Work to complete - The records below are to be copied word for word, with every picture left out.
··· Data rows ···
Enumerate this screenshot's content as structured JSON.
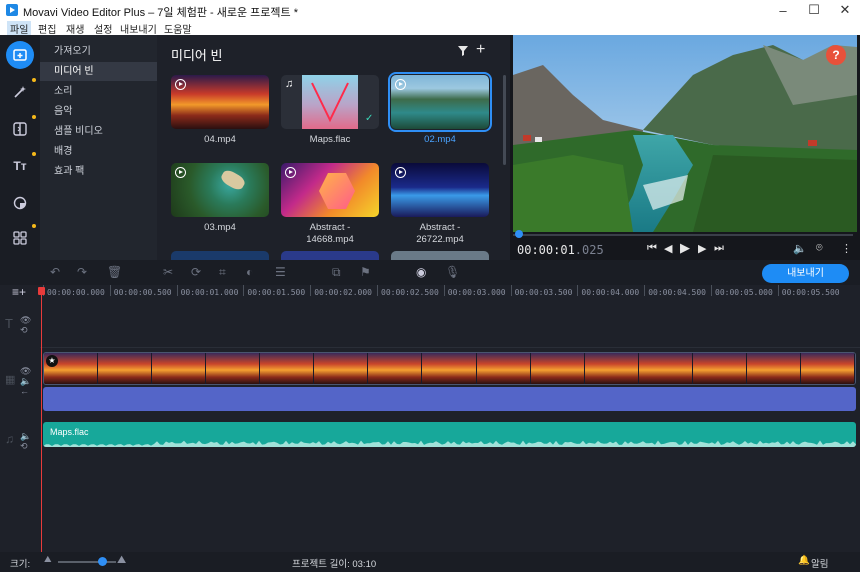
{
  "window": {
    "title": "Movavi Video Editor Plus – 7일 체험판 - 새로운 프로젝트 *"
  },
  "menu": [
    "파일",
    "편집",
    "재생",
    "설정",
    "내보내기",
    "도움말"
  ],
  "nav": [
    "가져오기",
    "미디어 빈",
    "소리",
    "음악",
    "샘플 비디오",
    "배경",
    "효과 팩"
  ],
  "mediabin": {
    "title": "미디어 빈",
    "items": [
      {
        "label": "04.mp4",
        "kind": "video"
      },
      {
        "label": "Maps.flac",
        "kind": "audio"
      },
      {
        "label": "02.mp4",
        "kind": "video",
        "selected": true
      },
      {
        "label": "03.mp4",
        "kind": "video"
      },
      {
        "label": "Abstract -\n14668.mp4",
        "kind": "video"
      },
      {
        "label": "Abstract -\n26722.mp4",
        "kind": "video"
      }
    ]
  },
  "preview": {
    "time_main": "00:00:01",
    "time_ms": ".025",
    "help": "?"
  },
  "toolbar": {
    "export_label": "내보내기"
  },
  "ruler": [
    "00:00:00.000",
    "00:00:00.500",
    "00:00:01.000",
    "00:00:01.500",
    "00:00:02.000",
    "00:00:02.500",
    "00:00:03.000",
    "00:00:03.500",
    "00:00:04.000",
    "00:00:04.500",
    "00:00:05.000",
    "00:00:05.500"
  ],
  "tracks": {
    "music_label": "Maps.flac"
  },
  "status": {
    "size_label": "크기:",
    "project_length": "프로젝트 길이: 03:10",
    "notifications": "알림"
  },
  "colors": {
    "accent": "#1e8cf5",
    "help": "#e8513a",
    "audio_clip": "#5465c8",
    "music_clip": "#17a89a",
    "playhead": "#e83b3b"
  }
}
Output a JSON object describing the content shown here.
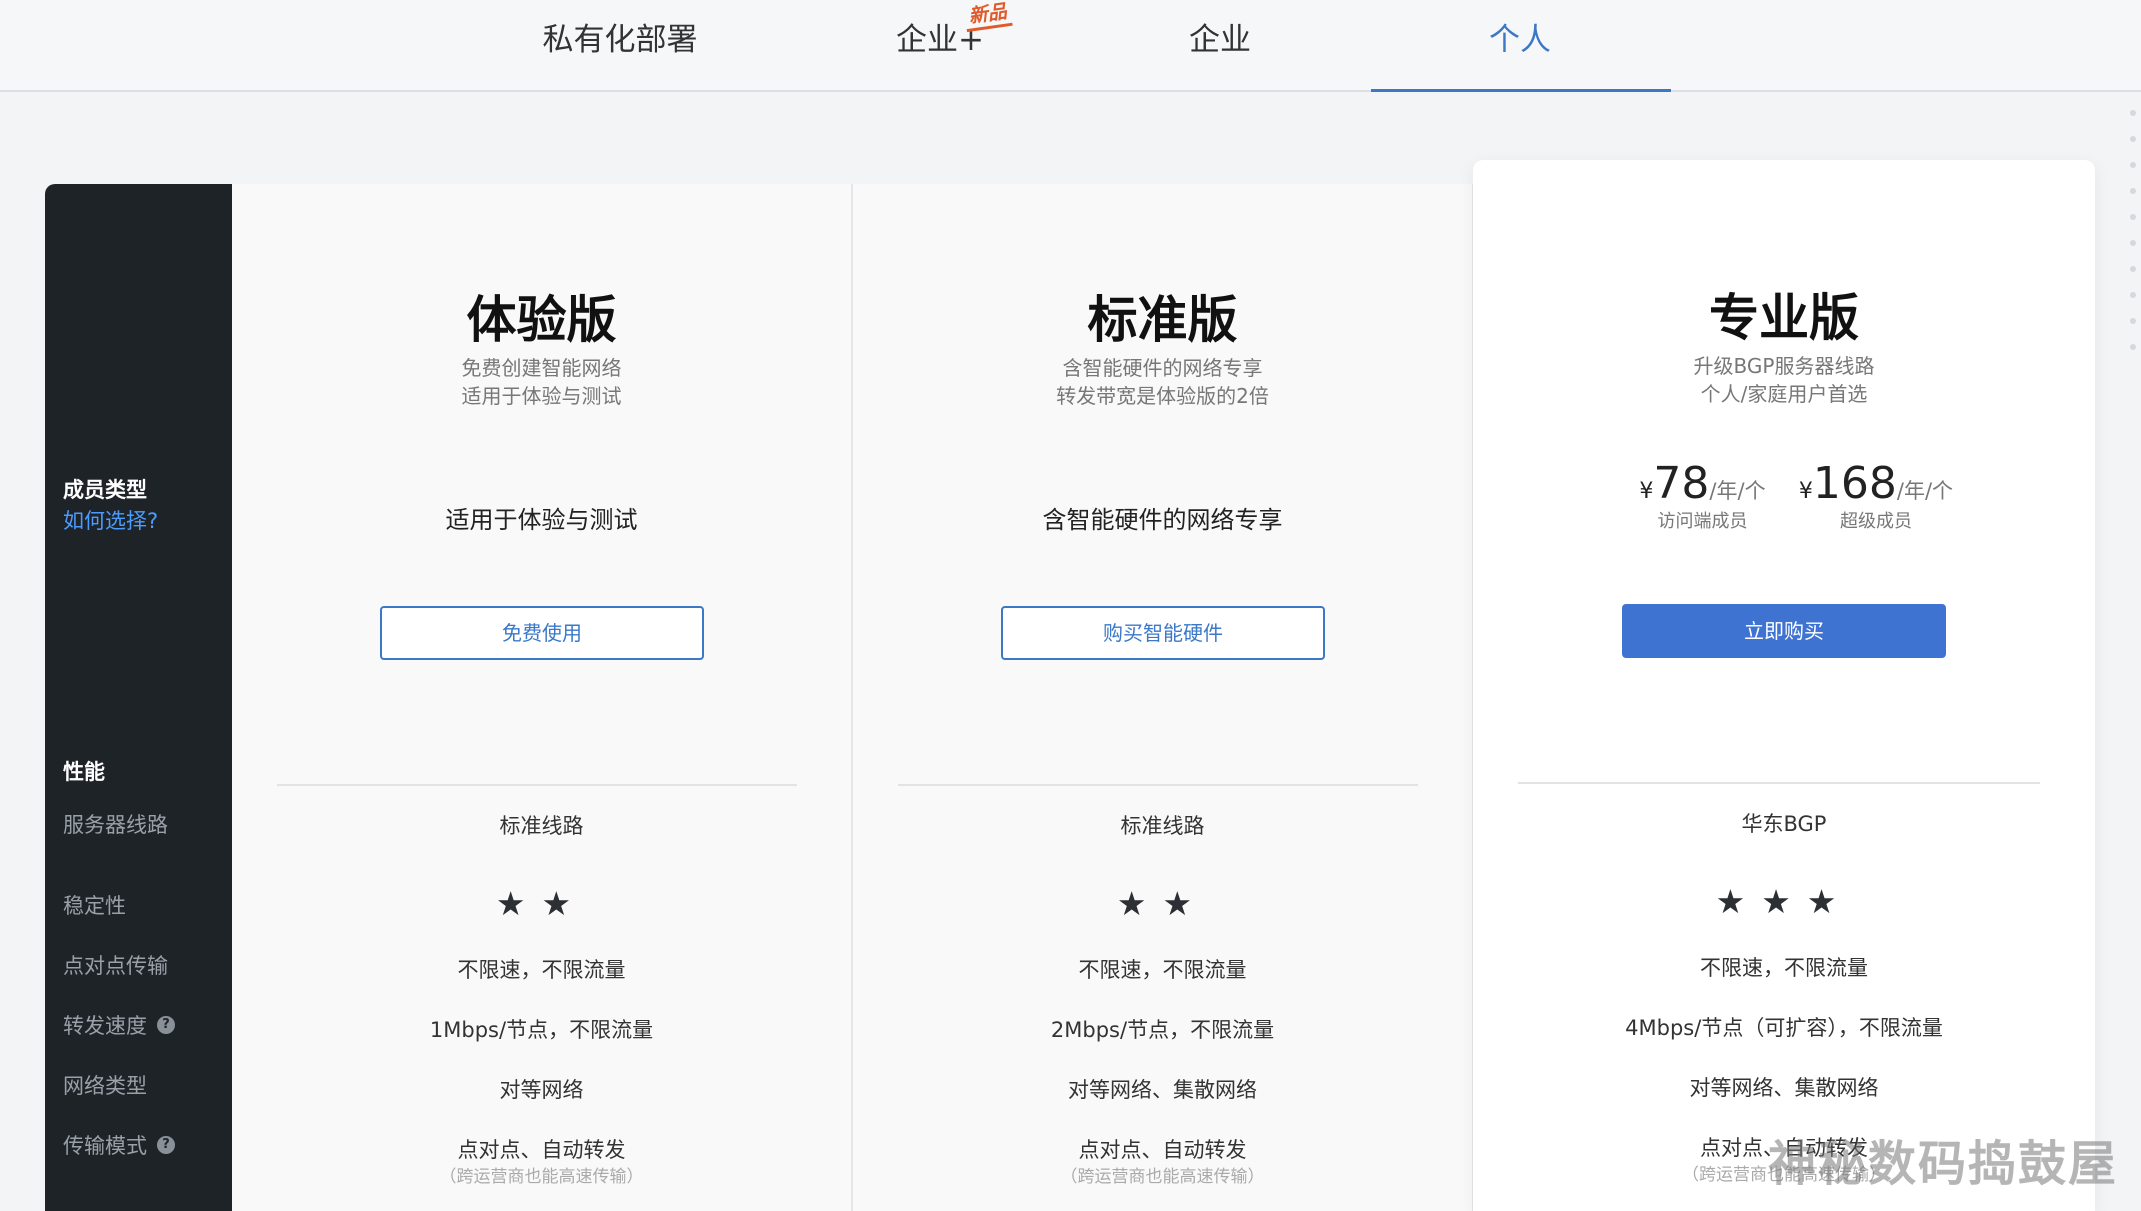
{
  "tabs": [
    {
      "label": "私有化部署"
    },
    {
      "label": "企业+",
      "badge": "新品"
    },
    {
      "label": "企业"
    },
    {
      "label": "个人",
      "active": true
    }
  ],
  "sidebar": {
    "member_type": "成员类型",
    "how_to_choose": "如何选择?",
    "performance": "性能",
    "rows": [
      "服务器线路",
      "稳定性",
      "点对点传输",
      "转发速度",
      "网络类型",
      "传输模式"
    ],
    "help_icon_glyph": "?"
  },
  "plans": [
    {
      "title": "体验版",
      "subtitle1": "免费创建智能网络",
      "subtitle2": "适用于体验与测试",
      "mid": "适用于体验与测试",
      "button": "免费使用",
      "server_line": "标准线路",
      "stars": "★★",
      "stars_count": 2,
      "p2p": "不限速，不限流量",
      "relay_speed": "1Mbps/节点，不限流量",
      "network_type": "对等网络",
      "transfer_mode": "点对点、自动转发",
      "transfer_note": "（跨运营商也能高速传输）"
    },
    {
      "title": "标准版",
      "subtitle1": "含智能硬件的网络专享",
      "subtitle2": "转发带宽是体验版的2倍",
      "mid": "含智能硬件的网络专享",
      "button": "购买智能硬件",
      "server_line": "标准线路",
      "stars": "★★",
      "stars_count": 2,
      "p2p": "不限速，不限流量",
      "relay_speed": "2Mbps/节点，不限流量",
      "network_type": "对等网络、集散网络",
      "transfer_mode": "点对点、自动转发",
      "transfer_note": "（跨运营商也能高速传输）"
    },
    {
      "title": "专业版",
      "subtitle1": "升级BGP服务器线路",
      "subtitle2": "个人/家庭用户首选",
      "price1": {
        "currency": "¥",
        "amount": "78",
        "unit": "/年/个",
        "label": "访问端成员"
      },
      "price2": {
        "currency": "¥",
        "amount": "168",
        "unit": "/年/个",
        "label": "超级成员"
      },
      "button": "立即购买",
      "server_line": "华东BGP",
      "stars": "★★★",
      "stars_count": 3,
      "p2p": "不限速，不限流量",
      "relay_speed": "4Mbps/节点（可扩容），不限流量",
      "network_type": "对等网络、集散网络",
      "transfer_mode": "点对点、自动转发",
      "transfer_note": "（跨运营商也能高速传输）"
    }
  ],
  "watermark": "神秘数码捣鼓屋",
  "colors": {
    "accent": "#3b78c8",
    "button": "#3f73d1",
    "sidebar": "#1e2328",
    "badge": "#e05a2b"
  }
}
···
Result of the task -
Enumerate this screenshot's content as structured JSON.
{
  "window": {
    "title": "Movavi Video Editor Plus – 7일 체험판 - 새로운 프로젝트 *"
  },
  "menu": [
    "파일",
    "편집",
    "재생",
    "설정",
    "내보내기",
    "도움말"
  ],
  "nav": [
    "가져오기",
    "미디어 빈",
    "소리",
    "음악",
    "샘플 비디오",
    "배경",
    "효과 팩"
  ],
  "mediabin": {
    "title": "미디어 빈",
    "items": [
      {
        "label": "04.mp4",
        "kind": "video"
      },
      {
        "label": "Maps.flac",
        "kind": "audio"
      },
      {
        "label": "02.mp4",
        "kind": "video",
        "selected": true
      },
      {
        "label": "03.mp4",
        "kind": "video"
      },
      {
        "label": "Abstract -\n14668.mp4",
        "kind": "video"
      },
      {
        "label": "Abstract -\n26722.mp4",
        "kind": "video"
      }
    ]
  },
  "preview": {
    "time_main": "00:00:01",
    "time_ms": ".025",
    "help": "?"
  },
  "toolbar": {
    "export_label": "내보내기"
  },
  "ruler": [
    "00:00:00.000",
    "00:00:00.500",
    "00:00:01.000",
    "00:00:01.500",
    "00:00:02.000",
    "00:00:02.500",
    "00:00:03.000",
    "00:00:03.500",
    "00:00:04.000",
    "00:00:04.500",
    "00:00:05.000",
    "00:00:05.500"
  ],
  "tracks": {
    "music_label": "Maps.flac"
  },
  "status": {
    "size_label": "크기:",
    "project_length": "프로젝트 길이: 03:10",
    "notifications": "알림"
  },
  "colors": {
    "accent": "#1e8cf5",
    "help": "#e8513a",
    "audio_clip": "#5465c8",
    "music_clip": "#17a89a",
    "playhead": "#e83b3b"
  }
}
Output a JSON object describing the content shown here.
{
  "tabs": [
    {
      "label": "私有化部署"
    },
    {
      "label": "企业+",
      "badge": "新品"
    },
    {
      "label": "企业"
    },
    {
      "label": "个人",
      "active": true
    }
  ],
  "sidebar": {
    "member_type": "成员类型",
    "how_to_choose": "如何选择?",
    "performance": "性能",
    "rows": [
      "服务器线路",
      "稳定性",
      "点对点传输",
      "转发速度",
      "网络类型",
      "传输模式"
    ],
    "help_icon_glyph": "?"
  },
  "plans": [
    {
      "title": "体验版",
      "subtitle1": "免费创建智能网络",
      "subtitle2": "适用于体验与测试",
      "mid": "适用于体验与测试",
      "button": "免费使用",
      "server_line": "标准线路",
      "stars": "★★",
      "stars_count": 2,
      "p2p": "不限速，不限流量",
      "relay_speed": "1Mbps/节点，不限流量",
      "network_type": "对等网络",
      "transfer_mode": "点对点、自动转发",
      "transfer_note": "（跨运营商也能高速传输）"
    },
    {
      "title": "标准版",
      "subtitle1": "含智能硬件的网络专享",
      "subtitle2": "转发带宽是体验版的2倍",
      "mid": "含智能硬件的网络专享",
      "button": "购买智能硬件",
      "server_line": "标准线路",
      "stars": "★★",
      "stars_count": 2,
      "p2p": "不限速，不限流量",
      "relay_speed": "2Mbps/节点，不限流量",
      "network_type": "对等网络、集散网络",
      "transfer_mode": "点对点、自动转发",
      "transfer_note": "（跨运营商也能高速传输）"
    },
    {
      "title": "专业版",
      "subtitle1": "升级BGP服务器线路",
      "subtitle2": "个人/家庭用户首选",
      "price1": {
        "currency": "¥",
        "amount": "78",
        "unit": "/年/个",
        "label": "访问端成员"
      },
      "price2": {
        "currency": "¥",
        "amount": "168",
        "unit": "/年/个",
        "label": "超级成员"
      },
      "button": "立即购买",
      "server_line": "华东BGP",
      "stars": "★★★",
      "stars_count": 3,
      "p2p": "不限速，不限流量",
      "relay_speed": "4Mbps/节点（可扩容），不限流量",
      "network_type": "对等网络、集散网络",
      "transfer_mode": "点对点、自动转发",
      "transfer_note": "（跨运营商也能高速传输）"
    }
  ],
  "watermark": "神秘数码捣鼓屋",
  "colors": {
    "accent": "#3b78c8",
    "button": "#3f73d1",
    "sidebar": "#1e2328",
    "badge": "#e05a2b"
  }
}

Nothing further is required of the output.